■ **AIM**: Using the records below, locate all lines containing "values" and return them.

-- Start INPUT FOR THIS TASK --

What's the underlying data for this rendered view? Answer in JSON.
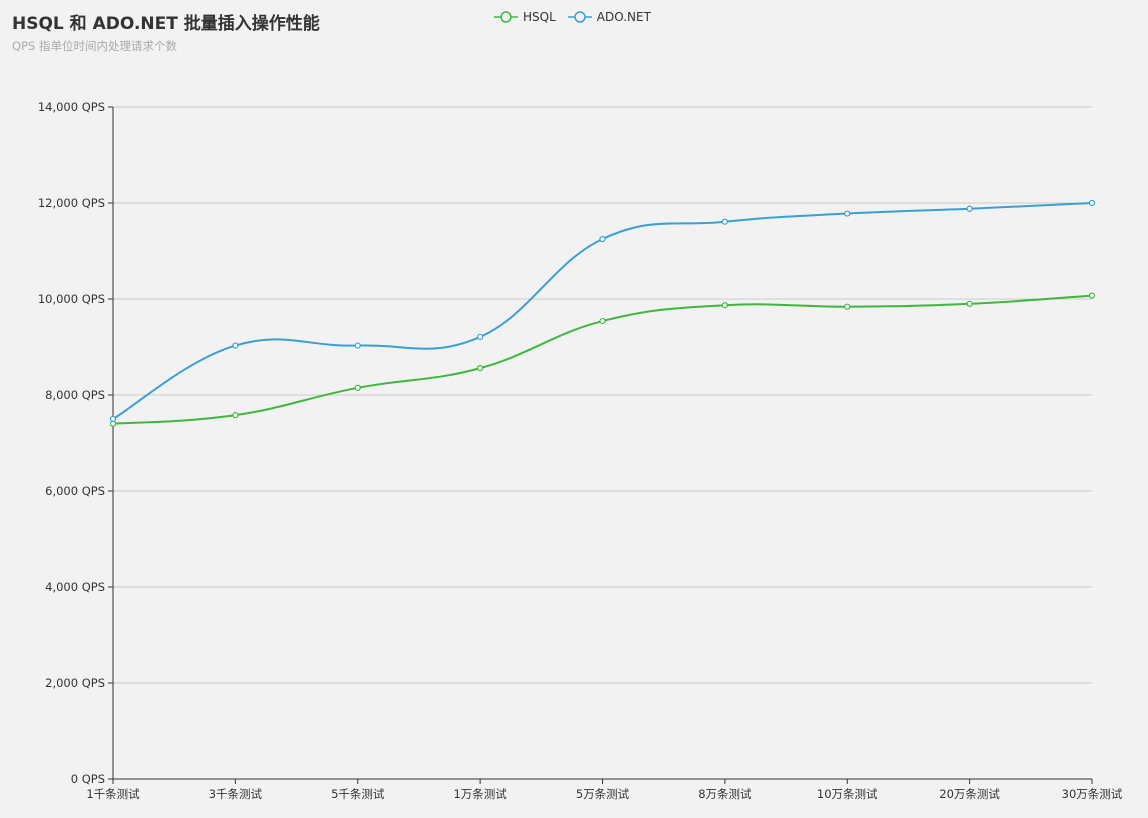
{
  "chart_data": {
    "type": "line",
    "title": "HSQL 和 ADO.NET 批量插入操作性能",
    "subtitle": "QPS 指单位时间内处理请求个数",
    "categories": [
      "1千条测试",
      "3千条测试",
      "5千条测试",
      "1万条测试",
      "5万条测试",
      "8万条测试",
      "10万条测试",
      "20万条测试",
      "30万条测试"
    ],
    "y_tick_labels": [
      "0 QPS",
      "2,000 QPS",
      "4,000 QPS",
      "6,000 QPS",
      "8,000 QPS",
      "10,000 QPS",
      "12,000 QPS",
      "14,000 QPS"
    ],
    "ylim": [
      0,
      14000
    ],
    "y_tick_step": 2000,
    "grid": true,
    "legend_position": "top-center",
    "series": [
      {
        "name": "HSQL",
        "color": "#3db83d",
        "values": [
          7400,
          7580,
          8150,
          8560,
          9540,
          9870,
          9840,
          9900,
          10070
        ]
      },
      {
        "name": "ADO.NET",
        "color": "#3b9fd4",
        "values": [
          7500,
          9030,
          9030,
          9210,
          11250,
          11610,
          11780,
          11880,
          12000
        ]
      }
    ]
  }
}
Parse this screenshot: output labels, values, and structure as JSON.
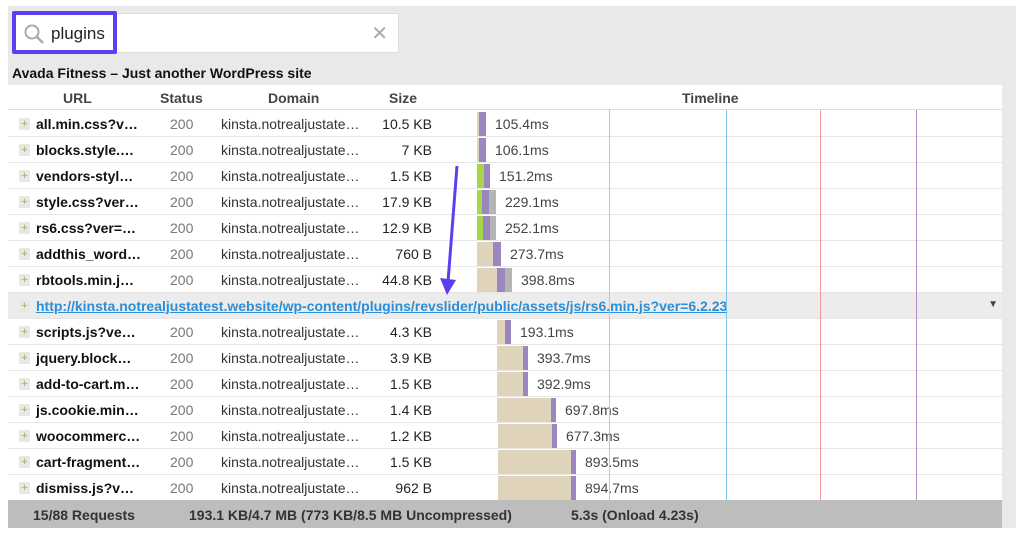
{
  "search": {
    "value": "plugins",
    "icon": "search-icon",
    "clear_icon": "close-icon"
  },
  "page_title": "Avada Fitness – Just another WordPress site",
  "columns": {
    "url": "URL",
    "status": "Status",
    "domain": "Domain",
    "size": "Size",
    "timeline": "Timeline"
  },
  "rows": [
    {
      "url": "all.min.css?v…",
      "status": "200",
      "domain": "kinsta.notrealjustate…",
      "size": "10.5 KB",
      "time": "105.4ms"
    },
    {
      "url": "blocks.style.…",
      "status": "200",
      "domain": "kinsta.notrealjustate…",
      "size": "7 KB",
      "time": "106.1ms"
    },
    {
      "url": "vendors-styl…",
      "status": "200",
      "domain": "kinsta.notrealjustate…",
      "size": "1.5 KB",
      "time": "151.2ms"
    },
    {
      "url": "style.css?ver…",
      "status": "200",
      "domain": "kinsta.notrealjustate…",
      "size": "17.9 KB",
      "time": "229.1ms"
    },
    {
      "url": "rs6.css?ver=…",
      "status": "200",
      "domain": "kinsta.notrealjustate…",
      "size": "12.9 KB",
      "time": "252.1ms"
    },
    {
      "url": "addthis_word…",
      "status": "200",
      "domain": "kinsta.notrealjustate…",
      "size": "760 B",
      "time": "273.7ms"
    },
    {
      "url": "rbtools.min.j…",
      "status": "200",
      "domain": "kinsta.notrealjustate…",
      "size": "44.8 KB",
      "time": "398.8ms"
    },
    {
      "url": "scripts.js?ve…",
      "status": "200",
      "domain": "kinsta.notrealjustate…",
      "size": "4.3 KB",
      "time": "193.1ms"
    },
    {
      "url": "jquery.block…",
      "status": "200",
      "domain": "kinsta.notrealjustate…",
      "size": "3.9 KB",
      "time": "393.7ms"
    },
    {
      "url": "add-to-cart.m…",
      "status": "200",
      "domain": "kinsta.notrealjustate…",
      "size": "1.5 KB",
      "time": "392.9ms"
    },
    {
      "url": "js.cookie.min…",
      "status": "200",
      "domain": "kinsta.notrealjustate…",
      "size": "1.4 KB",
      "time": "697.8ms"
    },
    {
      "url": "woocommerc…",
      "status": "200",
      "domain": "kinsta.notrealjustate…",
      "size": "1.2 KB",
      "time": "677.3ms"
    },
    {
      "url": "cart-fragment…",
      "status": "200",
      "domain": "kinsta.notrealjustate…",
      "size": "1.5 KB",
      "time": "893.5ms"
    },
    {
      "url": "dismiss.js?v…",
      "status": "200",
      "domain": "kinsta.notrealjustate…",
      "size": "962 B",
      "time": "894.7ms"
    }
  ],
  "expanded_row": {
    "url": "http://kinsta.notrealjustatest.website/wp-content/plugins/revslider/public/assets/js/rs6.min.js?ver=6.2.23"
  },
  "footer": {
    "requests": "15/88 Requests",
    "size": "193.1 KB/4.7 MB  (773 KB/8.5 MB Uncompressed)",
    "time": "5.3s  (Onload 4.23s)"
  },
  "colors": {
    "highlight": "#5b3ff0",
    "wait": "#e0d3bb",
    "dns": "#a6d64a",
    "receive": "#9b87bf",
    "extra": "#b5b5b5",
    "link": "#2a8fd8"
  }
}
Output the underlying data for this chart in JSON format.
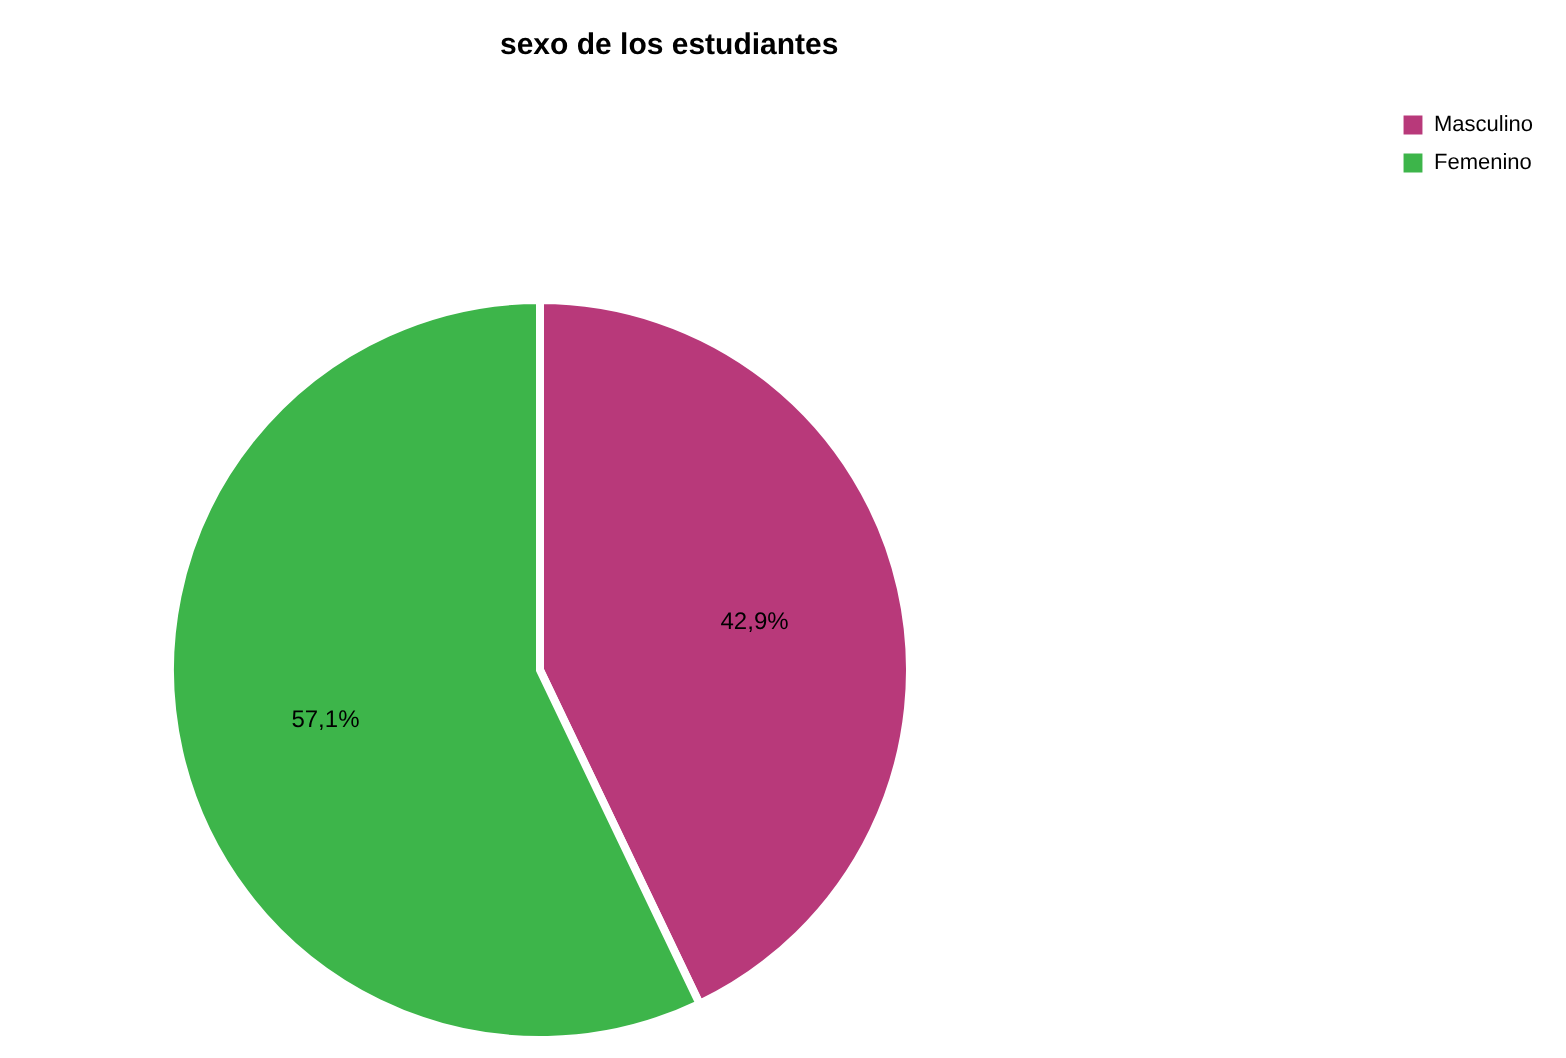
{
  "chart_data": {
    "type": "pie",
    "title": "sexo de los estudiantes",
    "categories": [
      "Masculino",
      "Femenino"
    ],
    "values": [
      42.9,
      57.1
    ],
    "colors": [
      "#b8397a",
      "#3db54a"
    ],
    "value_labels": [
      "42,9%",
      "57,1%"
    ],
    "legend": "top right"
  }
}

-- End INPUT FOR THIS TASK --

■ **COMPLETED TASK**:
        "values": [
        "values": [
Parse this screenshot: output labels, values, and structure as JSON.
    "values": [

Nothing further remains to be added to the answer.